● Required task
Write out all the entries word for word, but skip any images.

[Figure contents as structured data]
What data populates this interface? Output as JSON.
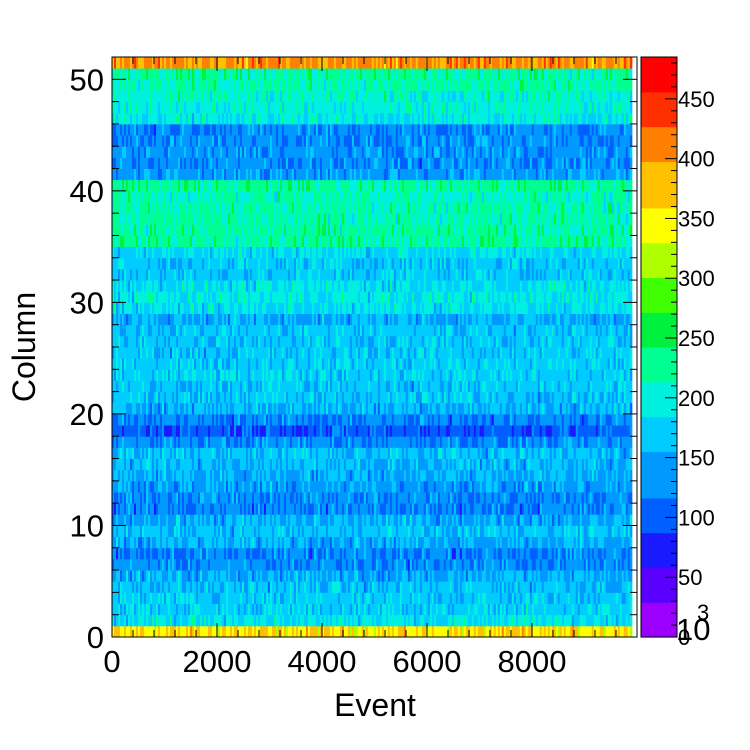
{
  "chart_data": {
    "type": "heatmap",
    "title": "",
    "xlabel": "Event",
    "ylabel": "Column",
    "xlim": [
      0,
      10000
    ],
    "ylim": [
      0,
      52
    ],
    "zlim": [
      0,
      485
    ],
    "x_ticks": [
      "0",
      "2000",
      "4000",
      "6000",
      "8000"
    ],
    "y_ticks": [
      "0",
      "10",
      "20",
      "30",
      "40",
      "50"
    ],
    "z_ticks": [
      "0",
      "50",
      "100",
      "150",
      "200",
      "250",
      "300",
      "350",
      "400",
      "450"
    ],
    "z_exponent_label": "10",
    "z_exponent_power": "3",
    "x_range_filled": [
      0,
      9900
    ],
    "x_bins": 260,
    "colorbar_palette": [
      "#9b00ff",
      "#5a00ff",
      "#1a1aff",
      "#0060ff",
      "#0099ff",
      "#00ccff",
      "#00f0e0",
      "#00ff90",
      "#00f040",
      "#40ff00",
      "#b0ff00",
      "#ffff00",
      "#ffc000",
      "#ff8000",
      "#ff3000",
      "#ff0000"
    ],
    "row_means": [
      360,
      185,
      170,
      165,
      160,
      150,
      130,
      125,
      150,
      160,
      150,
      125,
      130,
      140,
      150,
      155,
      160,
      130,
      105,
      125,
      155,
      165,
      165,
      170,
      170,
      165,
      165,
      165,
      150,
      180,
      190,
      185,
      165,
      165,
      180,
      225,
      220,
      215,
      215,
      210,
      225,
      140,
      130,
      135,
      130,
      130,
      190,
      200,
      205,
      215,
      220,
      400
    ]
  },
  "colorbar": {
    "exponent_base": "10",
    "exponent_power": "3"
  }
}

● Solution for this problem
What data populates this interface? Output as JSON.
{
  "chart_data": {
    "type": "heatmap",
    "title": "",
    "xlabel": "Event",
    "ylabel": "Column",
    "xlim": [
      0,
      10000
    ],
    "ylim": [
      0,
      52
    ],
    "zlim": [
      0,
      485
    ],
    "x_ticks": [
      "0",
      "2000",
      "4000",
      "6000",
      "8000"
    ],
    "y_ticks": [
      "0",
      "10",
      "20",
      "30",
      "40",
      "50"
    ],
    "z_ticks": [
      "0",
      "50",
      "100",
      "150",
      "200",
      "250",
      "300",
      "350",
      "400",
      "450"
    ],
    "z_exponent_label": "10",
    "z_exponent_power": "3",
    "x_range_filled": [
      0,
      9900
    ],
    "x_bins": 260,
    "colorbar_palette": [
      "#9b00ff",
      "#5a00ff",
      "#1a1aff",
      "#0060ff",
      "#0099ff",
      "#00ccff",
      "#00f0e0",
      "#00ff90",
      "#00f040",
      "#40ff00",
      "#b0ff00",
      "#ffff00",
      "#ffc000",
      "#ff8000",
      "#ff3000",
      "#ff0000"
    ],
    "row_means": [
      360,
      185,
      170,
      165,
      160,
      150,
      130,
      125,
      150,
      160,
      150,
      125,
      130,
      140,
      150,
      155,
      160,
      130,
      105,
      125,
      155,
      165,
      165,
      170,
      170,
      165,
      165,
      165,
      150,
      180,
      190,
      185,
      165,
      165,
      180,
      225,
      220,
      215,
      215,
      210,
      225,
      140,
      130,
      135,
      130,
      130,
      190,
      200,
      205,
      215,
      220,
      400
    ]
  },
  "colorbar": {
    "exponent_base": "10",
    "exponent_power": "3"
  }
}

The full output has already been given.